GOAL: Copy out all lines where "name" appears.

Rows from a figure dataset
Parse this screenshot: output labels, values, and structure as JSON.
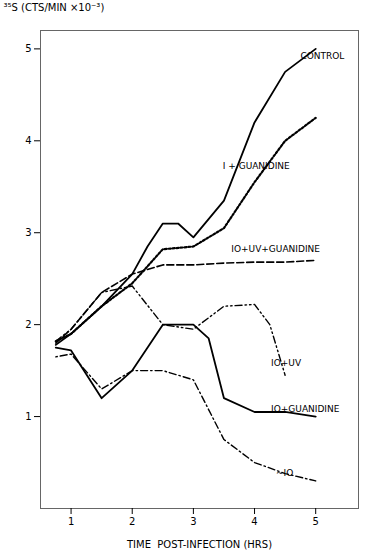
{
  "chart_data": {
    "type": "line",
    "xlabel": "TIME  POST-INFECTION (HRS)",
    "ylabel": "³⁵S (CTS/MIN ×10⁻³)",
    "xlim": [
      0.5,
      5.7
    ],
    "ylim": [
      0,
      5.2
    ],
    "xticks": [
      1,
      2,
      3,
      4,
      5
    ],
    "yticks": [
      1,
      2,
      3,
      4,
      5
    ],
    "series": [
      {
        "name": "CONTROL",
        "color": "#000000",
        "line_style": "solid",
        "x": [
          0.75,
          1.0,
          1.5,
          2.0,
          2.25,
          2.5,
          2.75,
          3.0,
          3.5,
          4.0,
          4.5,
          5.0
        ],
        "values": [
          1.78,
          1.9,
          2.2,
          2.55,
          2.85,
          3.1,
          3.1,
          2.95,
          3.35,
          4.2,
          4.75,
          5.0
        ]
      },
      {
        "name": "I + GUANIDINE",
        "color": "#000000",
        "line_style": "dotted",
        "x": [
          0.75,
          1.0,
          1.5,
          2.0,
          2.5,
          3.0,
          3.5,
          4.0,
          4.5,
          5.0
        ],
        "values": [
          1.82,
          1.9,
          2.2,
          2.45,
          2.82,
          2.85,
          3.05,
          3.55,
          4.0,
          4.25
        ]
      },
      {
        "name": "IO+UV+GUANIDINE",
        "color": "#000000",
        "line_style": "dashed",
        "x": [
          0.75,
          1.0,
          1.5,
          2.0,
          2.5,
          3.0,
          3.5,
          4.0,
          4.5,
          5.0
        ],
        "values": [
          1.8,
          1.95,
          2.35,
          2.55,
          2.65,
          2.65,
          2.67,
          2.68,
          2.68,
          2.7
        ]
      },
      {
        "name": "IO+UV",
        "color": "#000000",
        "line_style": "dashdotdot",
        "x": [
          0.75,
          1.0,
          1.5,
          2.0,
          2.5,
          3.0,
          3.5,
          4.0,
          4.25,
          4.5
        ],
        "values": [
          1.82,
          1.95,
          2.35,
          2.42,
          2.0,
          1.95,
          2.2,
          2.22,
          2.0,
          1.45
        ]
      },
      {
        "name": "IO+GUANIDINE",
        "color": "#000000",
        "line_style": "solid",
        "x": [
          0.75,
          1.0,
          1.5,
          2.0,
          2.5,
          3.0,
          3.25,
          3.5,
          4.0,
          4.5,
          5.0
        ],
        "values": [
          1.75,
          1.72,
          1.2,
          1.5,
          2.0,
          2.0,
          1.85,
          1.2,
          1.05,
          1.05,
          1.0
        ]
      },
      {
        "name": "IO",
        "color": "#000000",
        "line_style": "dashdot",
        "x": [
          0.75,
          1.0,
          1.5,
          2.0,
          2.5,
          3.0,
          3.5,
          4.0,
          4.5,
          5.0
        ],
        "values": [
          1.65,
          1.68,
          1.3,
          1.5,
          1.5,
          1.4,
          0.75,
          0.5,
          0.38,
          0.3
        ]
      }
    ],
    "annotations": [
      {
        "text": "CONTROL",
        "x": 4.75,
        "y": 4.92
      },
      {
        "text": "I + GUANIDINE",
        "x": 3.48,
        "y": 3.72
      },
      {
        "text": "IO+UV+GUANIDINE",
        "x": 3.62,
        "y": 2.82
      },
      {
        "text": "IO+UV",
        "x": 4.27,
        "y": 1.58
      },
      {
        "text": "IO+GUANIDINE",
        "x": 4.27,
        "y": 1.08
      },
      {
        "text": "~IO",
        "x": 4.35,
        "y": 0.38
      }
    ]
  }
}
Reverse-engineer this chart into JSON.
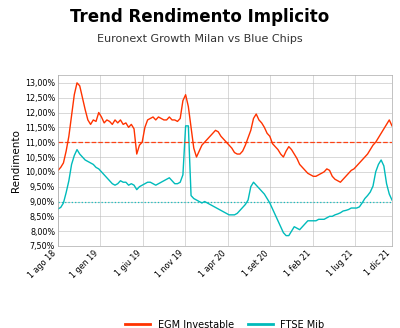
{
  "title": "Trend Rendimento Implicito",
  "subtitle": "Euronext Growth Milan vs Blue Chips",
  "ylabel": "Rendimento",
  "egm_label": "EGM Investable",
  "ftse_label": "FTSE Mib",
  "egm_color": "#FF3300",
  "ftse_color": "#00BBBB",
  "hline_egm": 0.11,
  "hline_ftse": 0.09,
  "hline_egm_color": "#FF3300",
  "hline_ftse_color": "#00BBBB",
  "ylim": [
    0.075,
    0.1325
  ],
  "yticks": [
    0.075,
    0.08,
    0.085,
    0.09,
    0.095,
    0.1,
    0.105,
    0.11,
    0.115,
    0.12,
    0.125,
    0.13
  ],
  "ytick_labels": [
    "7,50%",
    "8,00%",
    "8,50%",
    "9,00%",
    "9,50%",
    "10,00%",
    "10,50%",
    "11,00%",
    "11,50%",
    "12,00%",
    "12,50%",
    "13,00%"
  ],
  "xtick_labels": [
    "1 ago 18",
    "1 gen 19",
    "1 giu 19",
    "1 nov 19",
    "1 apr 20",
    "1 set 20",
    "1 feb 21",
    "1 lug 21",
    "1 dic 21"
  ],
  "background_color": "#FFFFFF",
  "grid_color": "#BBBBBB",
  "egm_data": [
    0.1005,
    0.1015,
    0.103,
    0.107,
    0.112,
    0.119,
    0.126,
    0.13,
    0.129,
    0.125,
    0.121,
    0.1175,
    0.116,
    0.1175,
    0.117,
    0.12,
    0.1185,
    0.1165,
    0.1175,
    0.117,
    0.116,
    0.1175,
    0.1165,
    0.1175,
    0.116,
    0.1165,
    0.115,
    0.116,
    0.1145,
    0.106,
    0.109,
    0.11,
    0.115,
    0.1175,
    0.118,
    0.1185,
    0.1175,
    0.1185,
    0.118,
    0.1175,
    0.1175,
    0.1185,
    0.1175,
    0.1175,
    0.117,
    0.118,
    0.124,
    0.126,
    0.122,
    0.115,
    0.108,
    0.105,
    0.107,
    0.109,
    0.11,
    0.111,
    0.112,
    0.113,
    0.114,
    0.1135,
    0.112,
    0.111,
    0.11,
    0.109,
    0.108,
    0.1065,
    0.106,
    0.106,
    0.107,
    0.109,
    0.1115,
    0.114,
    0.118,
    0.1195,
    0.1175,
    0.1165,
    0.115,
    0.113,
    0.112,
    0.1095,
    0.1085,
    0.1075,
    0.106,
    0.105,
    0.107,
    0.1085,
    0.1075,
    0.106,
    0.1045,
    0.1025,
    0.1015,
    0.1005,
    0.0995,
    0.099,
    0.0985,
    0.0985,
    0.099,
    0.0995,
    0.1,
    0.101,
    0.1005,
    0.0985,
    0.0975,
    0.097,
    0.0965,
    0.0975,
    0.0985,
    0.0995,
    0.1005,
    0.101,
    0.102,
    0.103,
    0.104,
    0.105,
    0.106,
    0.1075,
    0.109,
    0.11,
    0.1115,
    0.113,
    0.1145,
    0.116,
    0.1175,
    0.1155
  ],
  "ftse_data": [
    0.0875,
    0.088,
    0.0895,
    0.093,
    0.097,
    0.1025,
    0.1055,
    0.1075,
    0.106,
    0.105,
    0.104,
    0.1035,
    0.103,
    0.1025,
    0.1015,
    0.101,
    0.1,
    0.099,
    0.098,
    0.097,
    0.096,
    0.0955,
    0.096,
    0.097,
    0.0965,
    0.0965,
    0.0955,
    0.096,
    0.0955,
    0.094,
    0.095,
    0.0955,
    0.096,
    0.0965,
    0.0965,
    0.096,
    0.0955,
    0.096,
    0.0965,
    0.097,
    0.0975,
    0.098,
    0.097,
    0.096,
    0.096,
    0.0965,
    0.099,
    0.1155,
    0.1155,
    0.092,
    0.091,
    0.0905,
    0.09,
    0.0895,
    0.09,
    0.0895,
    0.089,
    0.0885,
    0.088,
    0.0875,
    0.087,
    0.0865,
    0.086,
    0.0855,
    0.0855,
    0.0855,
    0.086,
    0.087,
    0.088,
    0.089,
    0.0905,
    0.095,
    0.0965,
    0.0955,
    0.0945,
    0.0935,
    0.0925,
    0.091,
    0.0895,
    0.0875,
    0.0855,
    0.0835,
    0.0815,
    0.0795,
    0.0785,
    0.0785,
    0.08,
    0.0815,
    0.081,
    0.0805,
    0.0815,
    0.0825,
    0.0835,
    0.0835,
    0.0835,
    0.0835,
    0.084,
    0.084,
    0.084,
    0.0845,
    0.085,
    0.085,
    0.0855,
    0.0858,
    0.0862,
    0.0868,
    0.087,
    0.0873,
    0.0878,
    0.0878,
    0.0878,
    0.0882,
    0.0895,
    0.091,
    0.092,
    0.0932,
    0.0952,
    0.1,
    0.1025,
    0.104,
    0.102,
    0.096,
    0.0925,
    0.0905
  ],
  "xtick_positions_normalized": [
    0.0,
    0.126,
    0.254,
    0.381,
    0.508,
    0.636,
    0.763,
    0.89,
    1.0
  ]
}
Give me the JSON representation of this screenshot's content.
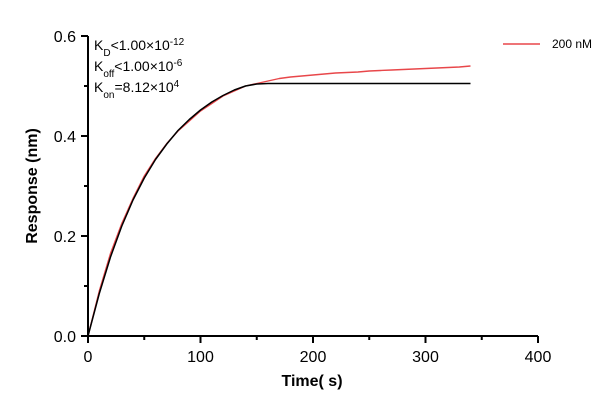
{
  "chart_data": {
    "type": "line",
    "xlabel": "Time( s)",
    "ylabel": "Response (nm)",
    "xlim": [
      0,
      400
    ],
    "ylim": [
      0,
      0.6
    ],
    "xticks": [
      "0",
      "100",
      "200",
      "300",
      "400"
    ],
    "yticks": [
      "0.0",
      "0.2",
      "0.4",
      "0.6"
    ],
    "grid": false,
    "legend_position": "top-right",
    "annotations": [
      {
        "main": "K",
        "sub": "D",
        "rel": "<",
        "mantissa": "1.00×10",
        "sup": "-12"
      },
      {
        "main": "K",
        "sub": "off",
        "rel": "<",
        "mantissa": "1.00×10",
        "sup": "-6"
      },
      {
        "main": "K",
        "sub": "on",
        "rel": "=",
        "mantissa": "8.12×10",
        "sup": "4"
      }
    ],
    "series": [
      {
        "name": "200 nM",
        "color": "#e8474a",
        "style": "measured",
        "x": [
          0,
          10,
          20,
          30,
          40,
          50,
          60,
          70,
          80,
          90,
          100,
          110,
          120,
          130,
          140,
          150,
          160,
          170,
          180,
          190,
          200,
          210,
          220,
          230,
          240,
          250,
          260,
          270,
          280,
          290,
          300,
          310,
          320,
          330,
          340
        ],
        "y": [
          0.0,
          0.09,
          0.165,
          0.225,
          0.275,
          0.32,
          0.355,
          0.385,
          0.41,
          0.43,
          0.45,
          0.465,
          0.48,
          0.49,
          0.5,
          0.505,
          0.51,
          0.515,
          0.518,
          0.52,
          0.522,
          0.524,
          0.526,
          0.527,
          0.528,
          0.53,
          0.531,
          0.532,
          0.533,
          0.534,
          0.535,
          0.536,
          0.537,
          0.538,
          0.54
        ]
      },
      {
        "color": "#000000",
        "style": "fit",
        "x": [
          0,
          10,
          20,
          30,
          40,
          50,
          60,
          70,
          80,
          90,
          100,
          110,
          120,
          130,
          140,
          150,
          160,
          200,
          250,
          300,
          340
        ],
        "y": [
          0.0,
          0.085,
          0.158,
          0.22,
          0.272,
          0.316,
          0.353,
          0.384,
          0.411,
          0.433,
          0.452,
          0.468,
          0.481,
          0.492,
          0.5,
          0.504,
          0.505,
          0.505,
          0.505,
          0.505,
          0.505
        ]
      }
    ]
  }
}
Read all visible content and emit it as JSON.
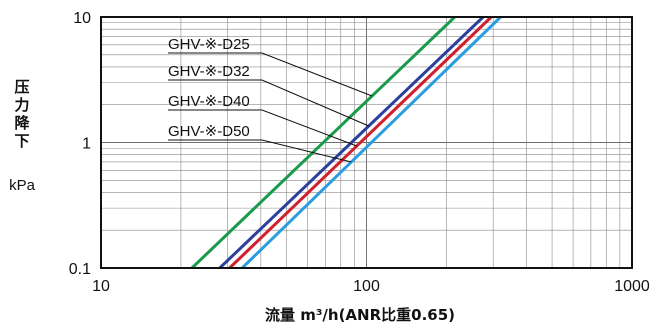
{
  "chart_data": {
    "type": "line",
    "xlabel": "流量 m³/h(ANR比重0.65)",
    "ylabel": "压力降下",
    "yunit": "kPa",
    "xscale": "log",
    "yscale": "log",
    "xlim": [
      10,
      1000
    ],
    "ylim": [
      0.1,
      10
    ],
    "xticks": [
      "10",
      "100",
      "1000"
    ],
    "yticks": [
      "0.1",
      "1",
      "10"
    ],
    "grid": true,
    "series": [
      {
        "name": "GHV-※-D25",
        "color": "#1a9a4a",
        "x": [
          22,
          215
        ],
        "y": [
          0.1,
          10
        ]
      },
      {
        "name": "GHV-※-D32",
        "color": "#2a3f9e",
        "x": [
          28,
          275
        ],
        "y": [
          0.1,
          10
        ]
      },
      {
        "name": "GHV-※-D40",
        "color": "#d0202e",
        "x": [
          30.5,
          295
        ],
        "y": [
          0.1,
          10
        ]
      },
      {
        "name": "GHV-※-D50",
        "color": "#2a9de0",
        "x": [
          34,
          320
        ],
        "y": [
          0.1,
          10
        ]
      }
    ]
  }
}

THE ANSWER:
        "name": "CONTROL",
        "name": "I + GUANIDINE",
        "name": "IO+UV+GUANIDINE",
        "name": "IO+UV",
        "name": "IO+GUANIDINE",
        "name": "IO",
        "name": "200 nM",
        "name": "GHV-※-D25",
        "name": "GHV-※-D32",
        "name": "GHV-※-D40",
        "name": "GHV-※-D50",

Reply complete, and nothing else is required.